## BEGIN Dataset entries
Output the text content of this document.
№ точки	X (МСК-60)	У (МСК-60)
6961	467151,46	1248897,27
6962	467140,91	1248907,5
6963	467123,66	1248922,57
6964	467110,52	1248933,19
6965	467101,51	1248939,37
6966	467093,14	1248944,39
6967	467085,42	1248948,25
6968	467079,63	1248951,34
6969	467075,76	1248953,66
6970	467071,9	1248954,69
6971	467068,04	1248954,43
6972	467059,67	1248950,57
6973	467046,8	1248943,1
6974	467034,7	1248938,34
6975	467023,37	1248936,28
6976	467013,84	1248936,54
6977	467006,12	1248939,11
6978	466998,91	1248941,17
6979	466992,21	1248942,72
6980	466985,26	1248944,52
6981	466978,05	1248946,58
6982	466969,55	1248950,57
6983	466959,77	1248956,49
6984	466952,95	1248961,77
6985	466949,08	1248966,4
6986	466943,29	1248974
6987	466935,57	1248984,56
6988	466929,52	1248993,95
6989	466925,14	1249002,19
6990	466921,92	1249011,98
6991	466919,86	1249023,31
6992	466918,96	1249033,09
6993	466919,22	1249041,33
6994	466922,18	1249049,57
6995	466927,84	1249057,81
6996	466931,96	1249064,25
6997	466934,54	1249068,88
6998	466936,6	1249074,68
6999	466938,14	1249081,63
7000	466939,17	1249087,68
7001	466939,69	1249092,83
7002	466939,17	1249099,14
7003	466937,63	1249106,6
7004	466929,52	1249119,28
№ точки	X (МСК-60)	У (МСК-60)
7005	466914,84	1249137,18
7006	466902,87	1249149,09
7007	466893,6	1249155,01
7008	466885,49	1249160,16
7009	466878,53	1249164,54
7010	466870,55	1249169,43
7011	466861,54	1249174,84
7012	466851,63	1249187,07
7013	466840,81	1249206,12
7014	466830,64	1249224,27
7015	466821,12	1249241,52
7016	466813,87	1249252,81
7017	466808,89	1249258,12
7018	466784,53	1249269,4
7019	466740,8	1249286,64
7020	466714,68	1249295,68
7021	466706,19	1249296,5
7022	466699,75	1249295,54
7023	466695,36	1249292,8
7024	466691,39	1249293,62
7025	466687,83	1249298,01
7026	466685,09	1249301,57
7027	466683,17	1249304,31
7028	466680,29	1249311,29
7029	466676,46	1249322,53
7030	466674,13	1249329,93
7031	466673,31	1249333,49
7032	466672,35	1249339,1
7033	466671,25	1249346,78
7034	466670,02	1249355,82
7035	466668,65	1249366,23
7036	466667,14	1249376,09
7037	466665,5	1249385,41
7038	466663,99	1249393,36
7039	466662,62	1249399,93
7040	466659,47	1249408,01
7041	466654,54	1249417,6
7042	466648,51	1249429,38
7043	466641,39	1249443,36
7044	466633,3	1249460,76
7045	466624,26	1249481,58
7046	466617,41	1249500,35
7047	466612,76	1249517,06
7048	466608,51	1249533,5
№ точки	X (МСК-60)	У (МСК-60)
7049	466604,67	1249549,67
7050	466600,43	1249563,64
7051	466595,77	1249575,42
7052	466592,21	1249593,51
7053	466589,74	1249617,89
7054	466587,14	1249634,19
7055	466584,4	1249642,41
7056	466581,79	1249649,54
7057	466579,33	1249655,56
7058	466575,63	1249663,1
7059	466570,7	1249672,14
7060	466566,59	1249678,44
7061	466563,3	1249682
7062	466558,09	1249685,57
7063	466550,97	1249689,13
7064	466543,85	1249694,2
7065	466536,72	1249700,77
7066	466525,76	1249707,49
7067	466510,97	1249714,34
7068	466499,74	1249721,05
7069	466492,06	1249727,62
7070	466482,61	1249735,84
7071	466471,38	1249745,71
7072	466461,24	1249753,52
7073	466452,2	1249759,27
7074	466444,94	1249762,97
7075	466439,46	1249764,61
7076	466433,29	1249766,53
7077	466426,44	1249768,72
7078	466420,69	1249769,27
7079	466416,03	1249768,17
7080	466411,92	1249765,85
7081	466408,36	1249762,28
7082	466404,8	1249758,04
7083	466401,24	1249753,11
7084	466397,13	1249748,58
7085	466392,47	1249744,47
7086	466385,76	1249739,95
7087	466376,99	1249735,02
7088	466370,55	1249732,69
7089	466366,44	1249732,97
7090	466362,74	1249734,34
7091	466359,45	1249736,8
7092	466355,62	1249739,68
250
## END Dataset entries
Exercise directions »
Write out the entire listing exactly.

Expected answer »
Output the text content of this document.
№ точки	X (МСК-60)	У (МСК-60)
6961	467151,46	1248897,27
6962	467140,91	1248907,5
6963	467123,66	1248922,57
6964	467110,52	1248933,19
6965	467101,51	1248939,37
6966	467093,14	1248944,39
6967	467085,42	1248948,25
6968	467079,63	1248951,34
6969	467075,76	1248953,66
6970	467071,9	1248954,69
6971	467068,04	1248954,43
6972	467059,67	1248950,57
6973	467046,8	1248943,1
6974	467034,7	1248938,34
6975	467023,37	1248936,28
6976	467013,84	1248936,54
6977	467006,12	1248939,11
6978	466998,91	1248941,17
6979	466992,21	1248942,72
6980	466985,26	1248944,52
6981	466978,05	1248946,58
6982	466969,55	1248950,57
6983	466959,77	1248956,49
6984	466952,95	1248961,77
6985	466949,08	1248966,4
6986	466943,29	1248974
6987	466935,57	1248984,56
6988	466929,52	1248993,95
6989	466925,14	1249002,19
6990	466921,92	1249011,98
6991	466919,86	1249023,31
6992	466918,96	1249033,09
6993	466919,22	1249041,33
6994	466922,18	1249049,57
6995	466927,84	1249057,81
6996	466931,96	1249064,25
6997	466934,54	1249068,88
6998	466936,6	1249074,68
6999	466938,14	1249081,63
7000	466939,17	1249087,68
7001	466939,69	1249092,83
7002	466939,17	1249099,14
7003	466937,63	1249106,6
7004	466929,52	1249119,28
№ точки	X (МСК-60)	У (МСК-60)
7005	466914,84	1249137,18
7006	466902,87	1249149,09
7007	466893,6	1249155,01
7008	466885,49	1249160,16
7009	466878,53	1249164,54
7010	466870,55	1249169,43
7011	466861,54	1249174,84
7012	466851,63	1249187,07
7013	466840,81	1249206,12
7014	466830,64	1249224,27
7015	466821,12	1249241,52
7016	466813,87	1249252,81
7017	466808,89	1249258,12
7018	466784,53	1249269,4
7019	466740,8	1249286,64
7020	466714,68	1249295,68
7021	466706,19	1249296,5
7022	466699,75	1249295,54
7023	466695,36	1249292,8
7024	466691,39	1249293,62
7025	466687,83	1249298,01
7026	466685,09	1249301,57
7027	466683,17	1249304,31
7028	466680,29	1249311,29
7029	466676,46	1249322,53
7030	466674,13	1249329,93
7031	466673,31	1249333,49
7032	466672,35	1249339,1
7033	466671,25	1249346,78
7034	466670,02	1249355,82
7035	466668,65	1249366,23
7036	466667,14	1249376,09
7037	466665,5	1249385,41
7038	466663,99	1249393,36
7039	466662,62	1249399,93
7040	466659,47	1249408,01
7041	466654,54	1249417,6
7042	466648,51	1249429,38
7043	466641,39	1249443,36
7044	466633,3	1249460,76
7045	466624,26	1249481,58
7046	466617,41	1249500,35
7047	466612,76	1249517,06
7048	466608,51	1249533,5
№ точки	X (МСК-60)	У (МСК-60)
7049	466604,67	1249549,67
7050	466600,43	1249563,64
7051	466595,77	1249575,42
7052	466592,21	1249593,51
7053	466589,74	1249617,89
7054	466587,14	1249634,19
7055	466584,4	1249642,41
7056	466581,79	1249649,54
7057	466579,33	1249655,56
7058	466575,63	1249663,1
7059	466570,7	1249672,14
7060	466566,59	1249678,44
7061	466563,3	1249682
7062	466558,09	1249685,57
7063	466550,97	1249689,13
7064	466543,85	1249694,2
7065	466536,72	1249700,77
7066	466525,76	1249707,49
7067	466510,97	1249714,34
7068	466499,74	1249721,05
7069	466492,06	1249727,62
7070	466482,61	1249735,84
7071	466471,38	1249745,71
7072	466461,24	1249753,52
7073	466452,2	1249759,27
7074	466444,94	1249762,97
7075	466439,46	1249764,61
7076	466433,29	1249766,53
7077	466426,44	1249768,72
7078	466420,69	1249769,27
7079	466416,03	1249768,17
7080	466411,92	1249765,85
7081	466408,36	1249762,28
7082	466404,8	1249758,04
7083	466401,24	1249753,11
7084	466397,13	1249748,58
7085	466392,47	1249744,47
7086	466385,76	1249739,95
7087	466376,99	1249735,02
7088	466370,55	1249732,69
7089	466366,44	1249732,97
7090	466362,74	1249734,34
7091	466359,45	1249736,8
7092	466355,62	1249739,68
250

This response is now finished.